* **Set problem**: Omit every picture, then give all the entries again exactly.

# # # # #

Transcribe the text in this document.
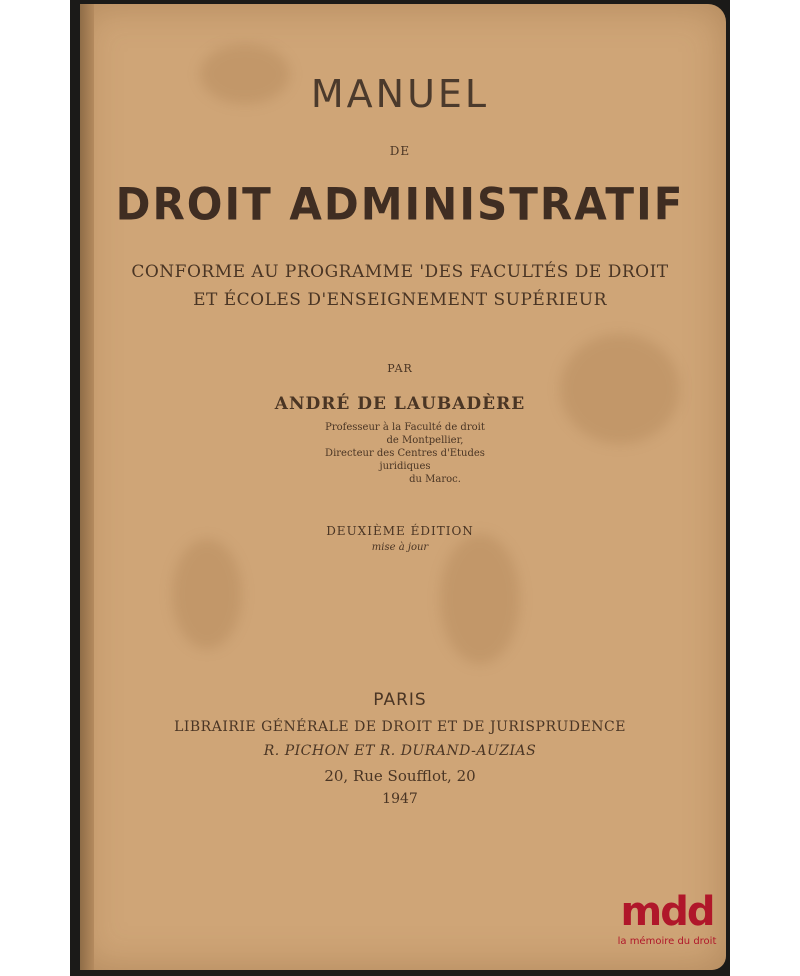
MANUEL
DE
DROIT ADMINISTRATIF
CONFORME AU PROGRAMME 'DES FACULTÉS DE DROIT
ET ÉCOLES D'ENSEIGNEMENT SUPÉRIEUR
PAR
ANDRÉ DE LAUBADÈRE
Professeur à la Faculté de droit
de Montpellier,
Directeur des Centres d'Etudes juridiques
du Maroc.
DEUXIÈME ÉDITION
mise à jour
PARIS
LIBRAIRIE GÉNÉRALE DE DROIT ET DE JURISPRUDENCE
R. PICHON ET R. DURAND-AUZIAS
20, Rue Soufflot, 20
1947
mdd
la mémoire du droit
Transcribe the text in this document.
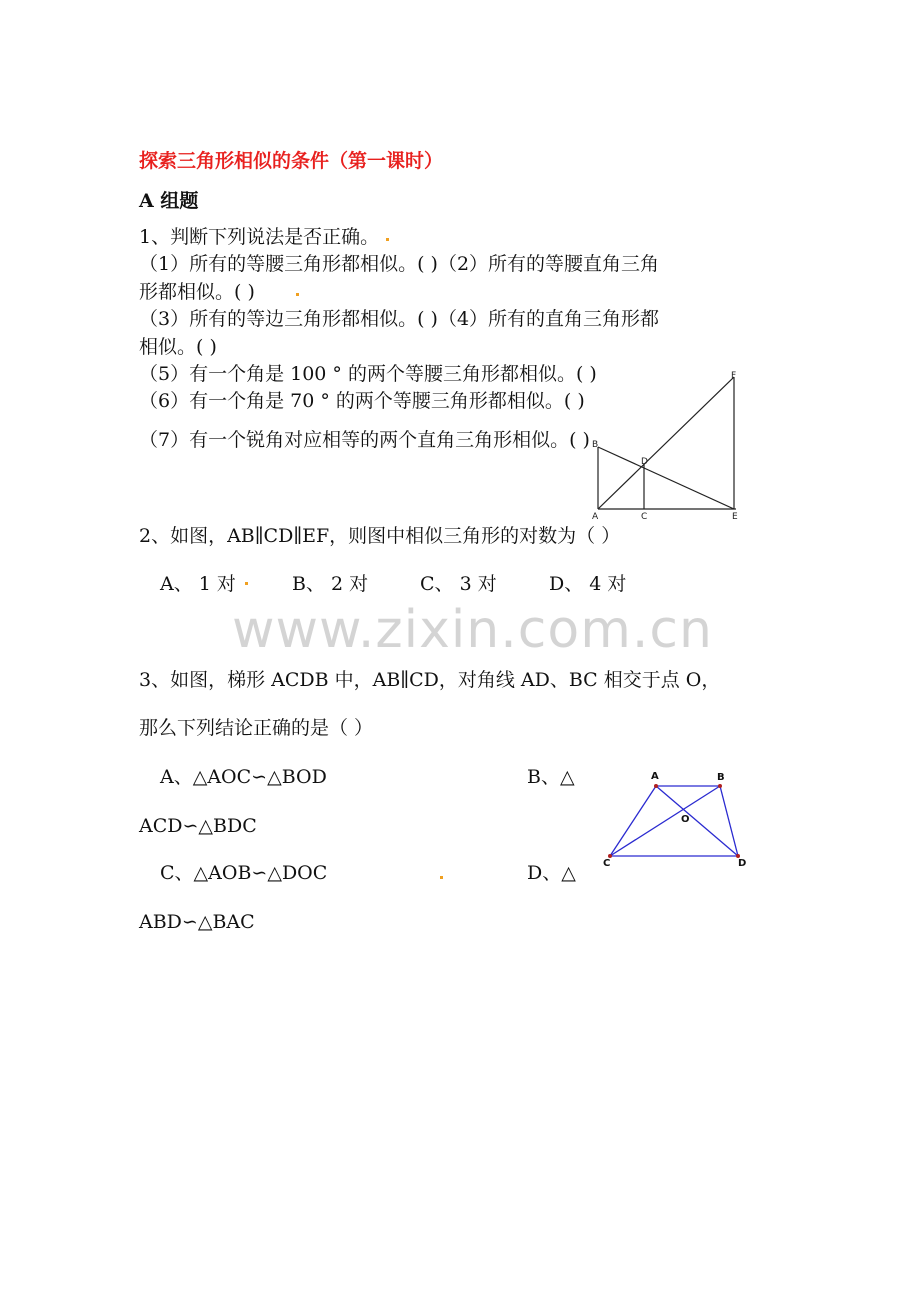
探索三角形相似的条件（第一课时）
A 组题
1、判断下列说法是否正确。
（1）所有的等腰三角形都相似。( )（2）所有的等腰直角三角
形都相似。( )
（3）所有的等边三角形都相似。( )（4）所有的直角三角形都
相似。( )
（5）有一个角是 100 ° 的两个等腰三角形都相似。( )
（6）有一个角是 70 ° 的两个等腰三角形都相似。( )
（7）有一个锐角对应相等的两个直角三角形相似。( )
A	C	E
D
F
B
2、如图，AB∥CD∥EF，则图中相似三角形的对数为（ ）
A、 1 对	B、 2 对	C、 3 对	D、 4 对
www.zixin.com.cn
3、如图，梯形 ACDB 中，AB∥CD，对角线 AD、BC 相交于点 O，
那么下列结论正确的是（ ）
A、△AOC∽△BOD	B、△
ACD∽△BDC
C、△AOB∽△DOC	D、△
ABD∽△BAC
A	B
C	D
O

# # # # #

* **The output**:
Transcribe the text in this document.
MANUEL
DE
DROIT ADMINISTRATIF
CONFORME AU PROGRAMME 'DES FACULTÉS DE DROIT
ET ÉCOLES D'ENSEIGNEMENT SUPÉRIEUR
PAR
ANDRÉ DE LAUBADÈRE
Professeur à la Faculté de droit
de Montpellier,
Directeur des Centres d'Etudes juridiques
du Maroc.
DEUXIÈME ÉDITION
mise à jour
PARIS
LIBRAIRIE GÉNÉRALE DE DROIT ET DE JURISPRUDENCE
R. PICHON ET R. DURAND-AUZIAS
20, Rue Soufflot, 20
1947
mdd
la mémoire du droit
Transcribe the text in this document.
探索三角形相似的条件（第一课时）
A 组题
1、判断下列说法是否正确。
（1）所有的等腰三角形都相似。( )（2）所有的等腰直角三角
形都相似。( )
（3）所有的等边三角形都相似。( )（4）所有的直角三角形都
相似。( )
（5）有一个角是 100 ° 的两个等腰三角形都相似。( )
（6）有一个角是 70 ° 的两个等腰三角形都相似。( )
（7）有一个锐角对应相等的两个直角三角形相似。( )
A	C	E
D
F
B
2、如图，AB∥CD∥EF，则图中相似三角形的对数为（ ）
A、 1 对	B、 2 对	C、 3 对	D、 4 对
www.zixin.com.cn
3、如图，梯形 ACDB 中，AB∥CD，对角线 AD、BC 相交于点 O，
那么下列结论正确的是（ ）
A、△AOC∽△BOD	B、△
ACD∽△BDC
C、△AOB∽△DOC	D、△
ABD∽△BAC
A	B
C	D
O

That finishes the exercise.